** Start of Page excerpt **

The PARETO Procedure

Terminology

Basic Pareto Charts

A basic Pareto chart (see Figure 15.1) analyzes the unique values of a process variable. These values are called Pareto categories or levels, and they usually represent problems that are encountered during some phase of a manufacturing or service activity.

A basic vertical Pareto chart (as produced by the PARETO procedure’s VBAR statement) has one horizontal axis and two vertical axes:

  • The category axis is displayed horizontally at the bottom of the chart and lists the Pareto categories.

  • The frequency axis (or primary vertical axis) is displayed on the left. The relative frequency of each Pareto category is represented by a vertical bar whose height is measured on the frequency axis. You can use the SCALE= option to scale this axis in percentage, count, or weight units.

  • The cumulative percentage axis (or secondary vertical axis) is displayed on the right. This axis is scaled in cumulative percentage units and is used to read the cumulative percentage curve. The height of each point on the curve represents the percentage of the total frequency that is accounted for by the Pareto categories to the left of the point.

A horizontal Pareto chart (as produced by the HBAR statement), is essentially a vertical Pareto chart rotated 90 degrees clockwise. The category axis is displayed vertically on the left. Categories appear in order of decreasing relative frequency from top to bottom. The frequency axis appears at the top of the chart and the cumulative percentage axis appears at the bottom. The relative frequencies of the Pareto categories are represented by horizontal bars. A point on the cumulative percentage curve represents the percentage of the total frequency that is accounted for by the Pareto categories above that point.

** End of Page excerpt **
** Start of Information supplied **

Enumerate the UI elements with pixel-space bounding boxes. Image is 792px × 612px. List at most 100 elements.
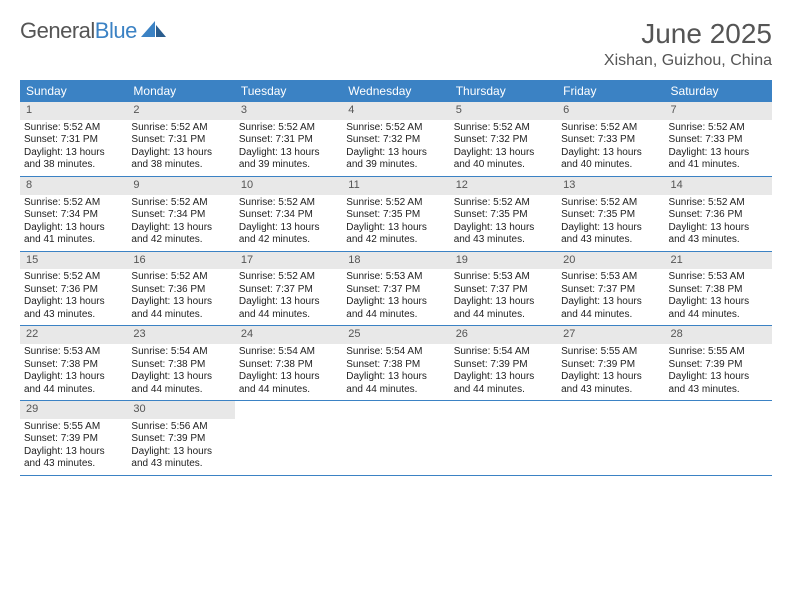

** End of Information supplied **

Written request:
Return the text of the Pareto chart page from "Basic Pareto Charts" to "or service activity.", word for word.

Completed task:
Basic Pareto Charts

A basic Pareto chart (see Figure 15.1) analyzes the unique values of a process variable. These values are called Pareto categories or levels, and they usually represent problems that are encountered during some phase of a manufacturing or service activity.